**TASK DIRECTIONS**
Rename "barcode-bar" to "barcode-stripe" and write out the rows again, starting at the first row and stopping after the row that contains "ink-pre: Use — [163, 1261, 225, 1293]". Keep everything else the same.

**Annotated region listings**
────────────────
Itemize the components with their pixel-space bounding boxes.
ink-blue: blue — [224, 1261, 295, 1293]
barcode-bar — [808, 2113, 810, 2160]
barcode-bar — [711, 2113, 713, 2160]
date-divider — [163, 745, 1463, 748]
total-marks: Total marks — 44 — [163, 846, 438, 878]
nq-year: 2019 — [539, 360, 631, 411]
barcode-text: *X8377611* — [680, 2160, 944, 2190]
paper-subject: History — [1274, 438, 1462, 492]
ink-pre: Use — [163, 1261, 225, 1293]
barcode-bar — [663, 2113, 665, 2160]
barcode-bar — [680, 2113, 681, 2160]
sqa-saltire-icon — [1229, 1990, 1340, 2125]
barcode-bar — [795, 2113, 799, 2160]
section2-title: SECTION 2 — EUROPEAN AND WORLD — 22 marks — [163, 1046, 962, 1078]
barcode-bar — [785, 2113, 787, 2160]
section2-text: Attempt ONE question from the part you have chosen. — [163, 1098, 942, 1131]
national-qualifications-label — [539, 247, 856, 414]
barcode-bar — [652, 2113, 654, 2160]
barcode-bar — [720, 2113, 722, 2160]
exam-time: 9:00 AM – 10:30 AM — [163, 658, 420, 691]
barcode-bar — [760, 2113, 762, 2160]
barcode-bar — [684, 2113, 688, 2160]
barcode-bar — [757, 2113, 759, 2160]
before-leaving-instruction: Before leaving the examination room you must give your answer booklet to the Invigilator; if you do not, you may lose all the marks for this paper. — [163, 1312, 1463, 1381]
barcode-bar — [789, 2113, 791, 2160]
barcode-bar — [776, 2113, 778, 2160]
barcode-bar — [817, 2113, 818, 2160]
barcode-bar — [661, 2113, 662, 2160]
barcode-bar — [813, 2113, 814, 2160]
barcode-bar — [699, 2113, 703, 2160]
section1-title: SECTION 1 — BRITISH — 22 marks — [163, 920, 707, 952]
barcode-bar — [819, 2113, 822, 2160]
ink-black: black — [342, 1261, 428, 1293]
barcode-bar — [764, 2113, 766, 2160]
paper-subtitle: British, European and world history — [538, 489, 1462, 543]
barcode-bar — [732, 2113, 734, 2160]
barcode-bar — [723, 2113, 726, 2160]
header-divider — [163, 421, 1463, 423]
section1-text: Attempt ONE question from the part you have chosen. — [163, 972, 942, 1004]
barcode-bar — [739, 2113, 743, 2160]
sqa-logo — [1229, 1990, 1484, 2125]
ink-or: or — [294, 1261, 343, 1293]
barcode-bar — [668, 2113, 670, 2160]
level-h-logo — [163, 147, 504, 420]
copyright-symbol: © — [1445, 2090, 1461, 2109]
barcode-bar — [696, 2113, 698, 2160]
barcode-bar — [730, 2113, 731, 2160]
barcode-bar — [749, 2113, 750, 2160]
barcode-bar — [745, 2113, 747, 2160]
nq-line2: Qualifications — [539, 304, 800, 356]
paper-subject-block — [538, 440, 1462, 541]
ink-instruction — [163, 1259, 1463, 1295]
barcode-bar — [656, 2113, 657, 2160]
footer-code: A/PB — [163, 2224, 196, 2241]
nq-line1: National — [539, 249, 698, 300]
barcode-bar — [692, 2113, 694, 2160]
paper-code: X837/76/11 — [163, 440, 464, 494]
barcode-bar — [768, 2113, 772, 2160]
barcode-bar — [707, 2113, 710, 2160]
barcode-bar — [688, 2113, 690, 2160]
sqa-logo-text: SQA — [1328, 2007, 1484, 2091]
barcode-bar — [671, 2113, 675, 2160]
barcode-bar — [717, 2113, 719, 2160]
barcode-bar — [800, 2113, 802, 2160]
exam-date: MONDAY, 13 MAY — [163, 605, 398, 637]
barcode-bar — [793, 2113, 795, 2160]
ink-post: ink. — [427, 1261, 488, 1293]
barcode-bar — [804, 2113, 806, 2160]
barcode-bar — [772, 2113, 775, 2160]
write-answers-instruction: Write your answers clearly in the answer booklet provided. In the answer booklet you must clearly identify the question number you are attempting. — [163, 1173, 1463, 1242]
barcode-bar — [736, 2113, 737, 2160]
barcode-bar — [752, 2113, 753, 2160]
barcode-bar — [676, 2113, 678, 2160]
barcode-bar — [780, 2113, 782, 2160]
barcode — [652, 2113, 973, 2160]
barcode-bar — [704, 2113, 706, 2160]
────────────────
**RESULT**
Itemize the components with their pixel-space bounding boxes.
ink-blue: blue — [224, 1261, 295, 1293]
barcode-stripe — [808, 2113, 810, 2160]
barcode-stripe — [711, 2113, 713, 2160]
date-divider — [163, 745, 1463, 748]
total-marks: Total marks — 44 — [163, 846, 438, 878]
nq-year: 2019 — [539, 360, 631, 411]
barcode-text: *X8377611* — [680, 2160, 944, 2190]
paper-subject: History — [1274, 438, 1462, 492]
ink-pre: Use — [163, 1261, 225, 1293]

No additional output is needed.